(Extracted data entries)
.....
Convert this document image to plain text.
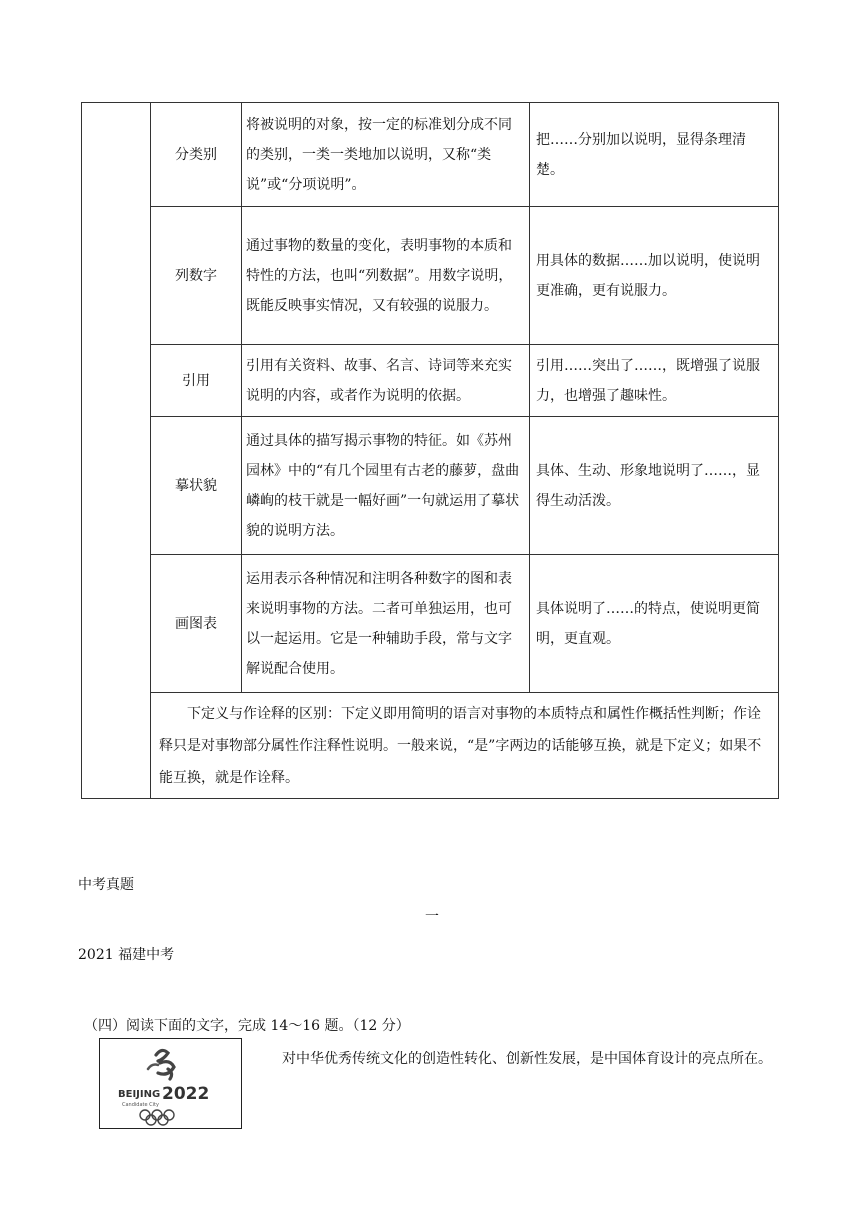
	分类别	将被说明的对象，按一定的标准划分成不同的类别，一类一类地加以说明，又称“类说”或“分项说明”。	把……分别加以说明，显得条理清楚。
	列数字	通过事物的数量的变化，表明事物的本质和特性的方法，也叫“列数据”。用数字说明，既能反映事实情况，又有较强的说服力。	用具体的数据……加以说明，使说明更准确，更有说服力。
	引用	引用有关资料、故事、名言、诗词等来充实说明的内容，或者作为说明的依据。	引用……突出了……，既增强了说服力，也增强了趣味性。
	摹状貌	通过具体的描写揭示事物的特征。如《苏州园林》中的“有几个园里有古老的藤萝，盘曲嶙峋的枝干就是一幅好画”一句就运用了摹状貌的说明方法。	具体、生动、形象地说明了……，显得生动活泼。
	画图表	运用表示各种情况和注明各种数字的图和表来说明事物的方法。二者可单独运用，也可以一起运用。它是一种辅助手段，常与文字解说配合使用。	具体说明了……的特点，使说明更简明，更直观。
	下定义与作诠释的区别：下定义即用简明的语言对事物的本质特点和属性作概括性判断；作诠释只是对事物部分属性作注释性说明。一般来说，“是”字两边的话能够互换，就是下定义；如果不能互换，就是作诠释。		
中考真题
一
2021 福建中考
（四）阅读下面的文字，完成 14～16 题。（12 分）
BEIJING 2022
Candidate City
对中华优秀传统文化的创造性转化、创新性发展，是中国体育设计的亮点所在。
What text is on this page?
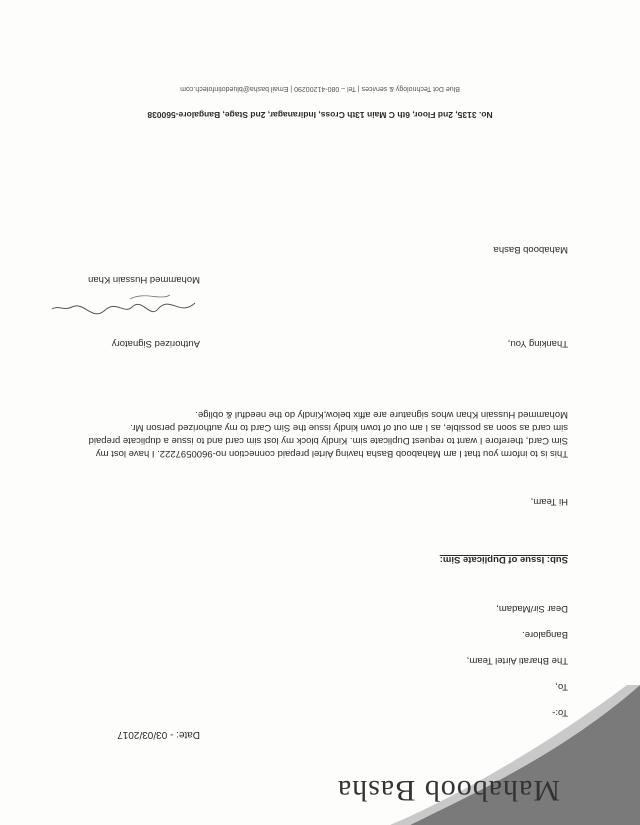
Mahaboob Basha
Date: - 03/03/2017
To:-
To,
The Bharati Airtel Team,
Bangalore.
Dear Sir/Madam,
Sub: Issue of Duplicate Sim:
Hi Team,
This is to inform you that I am Mahaboob Basha having Airtel prepaid connection no-9600597222. I have lost my Sim Card, therefore I want to request Duplicate sim. Kindly block my lost sim card and to issue a duplicate prepaid sim card as soon as possible, as I am out of town kindly issue the Sim Card to my authorized person Mr. Mohammed Hussain Khan whos signature are affix below,Kindly do the needful & oblige.
Thanking You,
Authorized Signatory
Mohammed Hussain Khan
Mahaboob Basha
No. 3135, 2nd Floor, 6th C Main 13th Cross, Indiranagar, 2nd Stage, Bangalore-560038
Blue Dot Technology & services | Tel – 080-41200290 | Email basha@bluedotinfotech.com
.....
*Stated task:* Retype each line of the listing above word for word. Exclude the pictures.

*Solution for this problem:*
Convert this document image to plain text.
	分类别	将被说明的对象，按一定的标准划分成不同的类别，一类一类地加以说明，又称“类说”或“分项说明”。	把……分别加以说明，显得条理清楚。
	列数字	通过事物的数量的变化，表明事物的本质和特性的方法，也叫“列数据”。用数字说明，既能反映事实情况，又有较强的说服力。	用具体的数据……加以说明，使说明更准确，更有说服力。
	引用	引用有关资料、故事、名言、诗词等来充实说明的内容，或者作为说明的依据。	引用……突出了……，既增强了说服力，也增强了趣味性。
	摹状貌	通过具体的描写揭示事物的特征。如《苏州园林》中的“有几个园里有古老的藤萝，盘曲嶙峋的枝干就是一幅好画”一句就运用了摹状貌的说明方法。	具体、生动、形象地说明了……，显得生动活泼。
	画图表	运用表示各种情况和注明各种数字的图和表来说明事物的方法。二者可单独运用，也可以一起运用。它是一种辅助手段，常与文字解说配合使用。	具体说明了……的特点，使说明更简明，更直观。
	下定义与作诠释的区别：下定义即用简明的语言对事物的本质特点和属性作概括性判断；作诠释只是对事物部分属性作注释性说明。一般来说，“是”字两边的话能够互换，就是下定义；如果不能互换，就是作诠释。		
中考真题
一
2021 福建中考
（四）阅读下面的文字，完成 14～16 题。（12 分）
BEIJING 2022
Candidate City
对中华优秀传统文化的创造性转化、创新性发展，是中国体育设计的亮点所在。
What text is on this page?
Mahaboob Basha
Date: - 03/03/2017
To:-
To,
The Bharati Airtel Team,
Bangalore.
Dear Sir/Madam,
Sub: Issue of Duplicate Sim:
Hi Team,
This is to inform you that I am Mahaboob Basha having Airtel prepaid connection no-9600597222. I have lost my Sim Card, therefore I want to request Duplicate sim. Kindly block my lost sim card and to issue a duplicate prepaid sim card as soon as possible, as I am out of town kindly issue the Sim Card to my authorized person Mr. Mohammed Hussain Khan whos signature are affix below,Kindly do the needful & oblige.
Thanking You,
Authorized Signatory
Mohammed Hussain Khan
Mahaboob Basha
No. 3135, 2nd Floor, 6th C Main 13th Cross, Indiranagar, 2nd Stage, Bangalore-560038
Blue Dot Technology & services | Tel – 080-41200290 | Email basha@bluedotinfotech.com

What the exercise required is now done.